=== TASK TO CARRY OUT ===
Which lines in the records below contain the word "ετών"? Copy each one out.

Items listed in a dataset

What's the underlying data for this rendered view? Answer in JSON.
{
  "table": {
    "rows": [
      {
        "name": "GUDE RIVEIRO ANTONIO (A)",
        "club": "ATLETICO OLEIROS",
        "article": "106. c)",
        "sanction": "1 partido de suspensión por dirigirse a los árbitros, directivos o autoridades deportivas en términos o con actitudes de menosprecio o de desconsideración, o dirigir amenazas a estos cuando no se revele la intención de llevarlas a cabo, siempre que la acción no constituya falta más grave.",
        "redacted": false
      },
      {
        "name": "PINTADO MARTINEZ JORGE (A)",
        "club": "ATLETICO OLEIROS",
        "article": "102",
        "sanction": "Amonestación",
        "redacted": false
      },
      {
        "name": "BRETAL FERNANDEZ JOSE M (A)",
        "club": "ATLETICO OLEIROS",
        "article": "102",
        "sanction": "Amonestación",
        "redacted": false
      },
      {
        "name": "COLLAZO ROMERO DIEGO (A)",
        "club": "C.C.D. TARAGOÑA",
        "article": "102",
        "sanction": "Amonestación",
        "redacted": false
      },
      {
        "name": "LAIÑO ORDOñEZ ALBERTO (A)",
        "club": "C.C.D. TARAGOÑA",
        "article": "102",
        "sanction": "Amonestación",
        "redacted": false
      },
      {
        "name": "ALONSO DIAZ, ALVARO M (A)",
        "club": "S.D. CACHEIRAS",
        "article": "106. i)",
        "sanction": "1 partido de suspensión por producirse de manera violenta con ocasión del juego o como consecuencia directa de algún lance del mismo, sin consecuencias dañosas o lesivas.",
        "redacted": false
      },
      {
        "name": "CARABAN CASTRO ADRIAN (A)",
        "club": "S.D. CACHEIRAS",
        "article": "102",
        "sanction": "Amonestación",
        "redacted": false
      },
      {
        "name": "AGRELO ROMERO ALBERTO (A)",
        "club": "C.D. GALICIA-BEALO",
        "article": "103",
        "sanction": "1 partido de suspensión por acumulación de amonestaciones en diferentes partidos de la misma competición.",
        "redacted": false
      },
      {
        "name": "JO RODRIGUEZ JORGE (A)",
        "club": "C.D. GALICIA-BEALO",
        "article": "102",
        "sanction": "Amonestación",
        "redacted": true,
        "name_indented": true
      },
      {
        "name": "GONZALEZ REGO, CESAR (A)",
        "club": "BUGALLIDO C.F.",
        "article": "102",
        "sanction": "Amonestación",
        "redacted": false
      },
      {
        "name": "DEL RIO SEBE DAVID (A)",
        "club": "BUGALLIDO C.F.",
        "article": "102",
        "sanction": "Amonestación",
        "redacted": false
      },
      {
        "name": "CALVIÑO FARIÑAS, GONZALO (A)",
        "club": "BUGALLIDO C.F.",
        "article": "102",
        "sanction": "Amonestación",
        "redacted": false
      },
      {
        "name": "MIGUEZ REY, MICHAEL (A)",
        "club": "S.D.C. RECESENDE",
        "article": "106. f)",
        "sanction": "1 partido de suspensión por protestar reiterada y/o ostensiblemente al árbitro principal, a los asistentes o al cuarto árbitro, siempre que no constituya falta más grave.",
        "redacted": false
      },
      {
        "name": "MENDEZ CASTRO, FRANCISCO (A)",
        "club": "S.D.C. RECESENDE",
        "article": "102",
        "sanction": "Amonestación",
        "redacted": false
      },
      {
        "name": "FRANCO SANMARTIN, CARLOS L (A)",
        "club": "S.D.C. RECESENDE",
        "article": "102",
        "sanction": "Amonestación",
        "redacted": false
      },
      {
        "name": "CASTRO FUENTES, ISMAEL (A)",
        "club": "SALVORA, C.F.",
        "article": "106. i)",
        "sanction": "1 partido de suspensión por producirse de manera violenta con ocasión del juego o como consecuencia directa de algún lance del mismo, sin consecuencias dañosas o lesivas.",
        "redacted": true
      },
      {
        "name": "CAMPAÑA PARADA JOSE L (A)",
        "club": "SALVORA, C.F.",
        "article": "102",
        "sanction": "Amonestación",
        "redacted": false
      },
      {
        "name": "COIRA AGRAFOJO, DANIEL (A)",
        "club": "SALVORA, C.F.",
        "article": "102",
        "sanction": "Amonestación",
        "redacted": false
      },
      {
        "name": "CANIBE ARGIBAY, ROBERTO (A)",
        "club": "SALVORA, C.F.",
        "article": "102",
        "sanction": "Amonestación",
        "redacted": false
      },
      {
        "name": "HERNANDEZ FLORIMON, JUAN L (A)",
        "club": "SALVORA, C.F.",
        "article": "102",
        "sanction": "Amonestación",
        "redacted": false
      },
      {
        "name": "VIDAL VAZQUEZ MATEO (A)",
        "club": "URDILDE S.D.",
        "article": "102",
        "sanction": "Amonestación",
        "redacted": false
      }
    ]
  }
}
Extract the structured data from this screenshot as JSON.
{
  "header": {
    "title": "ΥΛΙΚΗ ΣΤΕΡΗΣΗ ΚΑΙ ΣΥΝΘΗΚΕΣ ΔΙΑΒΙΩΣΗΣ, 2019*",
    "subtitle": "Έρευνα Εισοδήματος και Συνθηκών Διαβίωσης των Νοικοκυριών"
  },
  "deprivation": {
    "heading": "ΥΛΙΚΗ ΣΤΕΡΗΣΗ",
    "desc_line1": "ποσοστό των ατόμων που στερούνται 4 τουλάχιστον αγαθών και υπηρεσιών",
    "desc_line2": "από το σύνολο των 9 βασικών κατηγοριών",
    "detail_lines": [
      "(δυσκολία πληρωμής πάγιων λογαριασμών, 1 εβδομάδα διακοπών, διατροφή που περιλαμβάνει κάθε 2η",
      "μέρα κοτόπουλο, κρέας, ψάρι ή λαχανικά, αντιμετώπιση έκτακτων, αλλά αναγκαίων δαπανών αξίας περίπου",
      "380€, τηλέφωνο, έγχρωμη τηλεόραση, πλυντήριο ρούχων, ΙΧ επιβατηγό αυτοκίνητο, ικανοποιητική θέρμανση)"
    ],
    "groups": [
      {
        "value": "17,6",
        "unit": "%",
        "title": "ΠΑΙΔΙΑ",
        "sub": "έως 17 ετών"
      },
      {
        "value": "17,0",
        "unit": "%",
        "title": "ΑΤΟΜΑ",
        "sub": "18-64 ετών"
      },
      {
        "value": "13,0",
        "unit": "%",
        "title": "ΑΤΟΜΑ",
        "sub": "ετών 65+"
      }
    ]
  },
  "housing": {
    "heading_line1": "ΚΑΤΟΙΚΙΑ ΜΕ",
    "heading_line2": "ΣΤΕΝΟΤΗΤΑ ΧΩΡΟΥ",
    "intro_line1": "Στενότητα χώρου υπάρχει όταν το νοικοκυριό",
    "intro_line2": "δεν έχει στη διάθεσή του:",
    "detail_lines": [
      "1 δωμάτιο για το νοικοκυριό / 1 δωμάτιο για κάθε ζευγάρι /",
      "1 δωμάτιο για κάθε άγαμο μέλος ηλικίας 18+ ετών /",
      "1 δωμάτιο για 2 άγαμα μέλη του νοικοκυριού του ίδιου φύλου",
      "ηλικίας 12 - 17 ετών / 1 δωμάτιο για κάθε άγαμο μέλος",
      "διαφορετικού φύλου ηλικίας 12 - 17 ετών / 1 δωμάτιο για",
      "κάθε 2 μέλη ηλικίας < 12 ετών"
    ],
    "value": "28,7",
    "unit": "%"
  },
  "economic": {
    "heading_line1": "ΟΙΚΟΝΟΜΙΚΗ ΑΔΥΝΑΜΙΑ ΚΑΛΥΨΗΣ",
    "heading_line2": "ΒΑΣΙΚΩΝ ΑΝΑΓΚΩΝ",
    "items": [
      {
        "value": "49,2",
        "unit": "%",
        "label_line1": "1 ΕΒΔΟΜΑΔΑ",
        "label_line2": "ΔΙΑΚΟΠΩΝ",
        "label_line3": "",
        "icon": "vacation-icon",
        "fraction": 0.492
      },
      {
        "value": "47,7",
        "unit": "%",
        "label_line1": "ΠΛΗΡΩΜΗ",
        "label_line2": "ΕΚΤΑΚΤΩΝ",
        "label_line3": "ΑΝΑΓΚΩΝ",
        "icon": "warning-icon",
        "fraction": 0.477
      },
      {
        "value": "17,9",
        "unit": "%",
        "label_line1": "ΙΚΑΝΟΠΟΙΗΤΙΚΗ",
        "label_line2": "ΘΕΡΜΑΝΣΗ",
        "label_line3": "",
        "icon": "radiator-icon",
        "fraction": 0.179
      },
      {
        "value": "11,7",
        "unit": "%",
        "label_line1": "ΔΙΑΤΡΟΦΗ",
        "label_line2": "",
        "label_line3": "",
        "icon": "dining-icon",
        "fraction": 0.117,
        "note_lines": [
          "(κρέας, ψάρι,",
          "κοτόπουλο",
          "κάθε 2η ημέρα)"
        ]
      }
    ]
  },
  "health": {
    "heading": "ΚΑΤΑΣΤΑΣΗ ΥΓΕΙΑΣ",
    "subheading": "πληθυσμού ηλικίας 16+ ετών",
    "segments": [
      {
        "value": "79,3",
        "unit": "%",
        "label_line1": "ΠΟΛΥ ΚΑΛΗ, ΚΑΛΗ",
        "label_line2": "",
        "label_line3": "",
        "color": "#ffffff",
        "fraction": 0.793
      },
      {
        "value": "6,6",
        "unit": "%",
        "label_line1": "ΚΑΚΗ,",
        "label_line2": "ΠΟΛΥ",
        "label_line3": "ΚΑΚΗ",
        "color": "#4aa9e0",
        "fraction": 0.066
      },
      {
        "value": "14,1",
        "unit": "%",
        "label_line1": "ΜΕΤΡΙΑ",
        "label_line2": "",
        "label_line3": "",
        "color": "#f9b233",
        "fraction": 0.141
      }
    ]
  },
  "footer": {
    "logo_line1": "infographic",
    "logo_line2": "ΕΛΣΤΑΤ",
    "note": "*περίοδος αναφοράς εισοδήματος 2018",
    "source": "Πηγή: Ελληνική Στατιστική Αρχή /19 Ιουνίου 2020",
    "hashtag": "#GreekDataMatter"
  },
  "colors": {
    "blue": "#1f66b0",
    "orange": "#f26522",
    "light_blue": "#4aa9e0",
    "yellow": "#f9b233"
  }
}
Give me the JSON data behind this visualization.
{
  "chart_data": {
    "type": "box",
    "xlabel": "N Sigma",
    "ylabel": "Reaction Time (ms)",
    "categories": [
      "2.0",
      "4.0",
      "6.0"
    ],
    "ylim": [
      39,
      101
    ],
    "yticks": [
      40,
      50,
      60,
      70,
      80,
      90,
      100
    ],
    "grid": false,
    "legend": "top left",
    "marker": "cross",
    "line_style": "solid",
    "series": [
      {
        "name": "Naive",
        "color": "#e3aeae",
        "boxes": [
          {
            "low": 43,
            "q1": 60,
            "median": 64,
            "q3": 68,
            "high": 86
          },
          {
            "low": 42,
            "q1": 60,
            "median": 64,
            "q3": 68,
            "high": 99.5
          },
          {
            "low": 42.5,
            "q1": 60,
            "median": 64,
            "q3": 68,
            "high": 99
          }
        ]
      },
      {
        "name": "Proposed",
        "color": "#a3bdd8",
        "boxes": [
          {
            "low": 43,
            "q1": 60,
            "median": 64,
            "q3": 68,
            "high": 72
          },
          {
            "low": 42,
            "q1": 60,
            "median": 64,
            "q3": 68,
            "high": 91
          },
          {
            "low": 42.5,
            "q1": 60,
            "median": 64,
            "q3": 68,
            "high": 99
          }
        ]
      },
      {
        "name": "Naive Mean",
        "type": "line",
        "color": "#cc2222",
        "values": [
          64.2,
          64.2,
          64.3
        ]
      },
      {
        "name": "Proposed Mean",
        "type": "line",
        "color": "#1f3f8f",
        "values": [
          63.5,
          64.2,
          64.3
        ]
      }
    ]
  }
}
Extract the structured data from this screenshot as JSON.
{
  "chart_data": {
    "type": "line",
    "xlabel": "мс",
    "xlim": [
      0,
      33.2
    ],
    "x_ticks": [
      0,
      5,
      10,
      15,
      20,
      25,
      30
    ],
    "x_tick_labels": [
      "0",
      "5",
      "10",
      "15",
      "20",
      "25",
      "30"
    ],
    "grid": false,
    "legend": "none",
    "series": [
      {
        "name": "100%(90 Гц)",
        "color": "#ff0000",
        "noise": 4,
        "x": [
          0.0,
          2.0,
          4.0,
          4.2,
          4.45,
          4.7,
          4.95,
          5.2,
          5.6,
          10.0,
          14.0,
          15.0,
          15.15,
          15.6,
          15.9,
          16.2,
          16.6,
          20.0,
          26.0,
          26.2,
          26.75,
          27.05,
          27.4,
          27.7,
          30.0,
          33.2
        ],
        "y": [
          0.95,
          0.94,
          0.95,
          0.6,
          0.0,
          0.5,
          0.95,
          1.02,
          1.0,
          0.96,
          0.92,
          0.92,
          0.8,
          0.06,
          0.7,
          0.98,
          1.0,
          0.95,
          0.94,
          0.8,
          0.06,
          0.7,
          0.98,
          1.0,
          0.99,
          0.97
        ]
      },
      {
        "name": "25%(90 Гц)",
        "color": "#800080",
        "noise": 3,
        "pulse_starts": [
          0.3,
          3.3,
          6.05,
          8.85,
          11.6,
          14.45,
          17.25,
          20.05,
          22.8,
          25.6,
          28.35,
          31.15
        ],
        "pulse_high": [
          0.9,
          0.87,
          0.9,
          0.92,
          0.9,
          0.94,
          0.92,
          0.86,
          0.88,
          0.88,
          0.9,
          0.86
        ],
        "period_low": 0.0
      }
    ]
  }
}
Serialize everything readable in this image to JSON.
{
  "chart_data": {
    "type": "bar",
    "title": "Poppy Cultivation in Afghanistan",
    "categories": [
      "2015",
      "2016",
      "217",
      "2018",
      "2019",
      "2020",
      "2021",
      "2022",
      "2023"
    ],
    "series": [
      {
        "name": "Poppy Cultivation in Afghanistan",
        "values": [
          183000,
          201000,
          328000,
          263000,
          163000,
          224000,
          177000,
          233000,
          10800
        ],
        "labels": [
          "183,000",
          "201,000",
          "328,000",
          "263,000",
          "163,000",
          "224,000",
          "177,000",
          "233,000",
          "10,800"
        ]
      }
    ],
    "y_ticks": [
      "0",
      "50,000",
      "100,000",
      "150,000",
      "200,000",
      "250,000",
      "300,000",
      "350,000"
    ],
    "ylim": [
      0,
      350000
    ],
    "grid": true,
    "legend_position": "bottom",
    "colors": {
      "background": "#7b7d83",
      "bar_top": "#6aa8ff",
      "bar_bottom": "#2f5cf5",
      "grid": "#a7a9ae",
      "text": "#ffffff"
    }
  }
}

=== RESULT FOR THIS EXERCISE ===
        "sub": "έως 17 ετών"
        "sub": "18-64 ετών"
        "sub": "ετών 65+"
      "1 δωμάτιο για κάθε άγαμο μέλος ηλικίας 18+ ετών /",
      "ηλικίας 12 - 17 ετών / 1 δωμάτιο για κάθε άγαμο μέλος",
      "διαφορετικού φύλου ηλικίας 12 - 17 ετών / 1 δωμάτιο για",
      "κάθε 2 μέλη ηλικίας < 12 ετών"
    "subheading": "πληθυσμού ηλικίας 16+ ετών",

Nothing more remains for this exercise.